**WHAT IS ASKED:**
Print every one of the records below verbatim, keeping each line and its order unchanged.
>>>
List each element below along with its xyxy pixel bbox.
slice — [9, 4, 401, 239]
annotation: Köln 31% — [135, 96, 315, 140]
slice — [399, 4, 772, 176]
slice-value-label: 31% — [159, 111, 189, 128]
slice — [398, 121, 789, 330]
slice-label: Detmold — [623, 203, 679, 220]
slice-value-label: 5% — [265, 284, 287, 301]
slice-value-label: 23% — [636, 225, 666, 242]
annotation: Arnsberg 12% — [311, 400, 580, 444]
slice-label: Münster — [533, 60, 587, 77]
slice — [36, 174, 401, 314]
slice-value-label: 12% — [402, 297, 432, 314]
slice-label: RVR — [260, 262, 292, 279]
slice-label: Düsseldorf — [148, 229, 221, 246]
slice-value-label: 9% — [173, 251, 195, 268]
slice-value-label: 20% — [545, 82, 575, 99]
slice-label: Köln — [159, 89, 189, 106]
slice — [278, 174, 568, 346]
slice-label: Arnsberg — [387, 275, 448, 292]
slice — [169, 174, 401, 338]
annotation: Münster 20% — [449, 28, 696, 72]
<<<
**FINISHED ANSWER:**
List each element below along with its xyxy pixel bbox.
slice — [9, 4, 401, 239]
annotation: Köln 31% — [135, 96, 315, 140]
slice — [399, 4, 772, 176]
slice-value-label: 31% — [159, 111, 189, 128]
slice — [398, 121, 789, 330]
slice-label: Detmold — [623, 203, 679, 220]
slice-value-label: 5% — [265, 284, 287, 301]
slice-value-label: 23% — [636, 225, 666, 242]
annotation: Arnsberg 12% — [311, 400, 580, 444]
slice-label: Münster — [533, 60, 587, 77]
slice — [36, 174, 401, 314]
slice-value-label: 12% — [402, 297, 432, 314]
slice-label: RVR — [260, 262, 292, 279]
slice-label: Düsseldorf — [148, 229, 221, 246]
slice-value-label: 9% — [173, 251, 195, 268]
slice-value-label: 20% — [545, 82, 575, 99]
slice-label: Köln — [159, 89, 189, 106]
slice — [278, 174, 568, 346]
slice-label: Arnsberg — [387, 275, 448, 292]
slice — [169, 174, 401, 338]
annotation: Münster 20% — [449, 28, 696, 72]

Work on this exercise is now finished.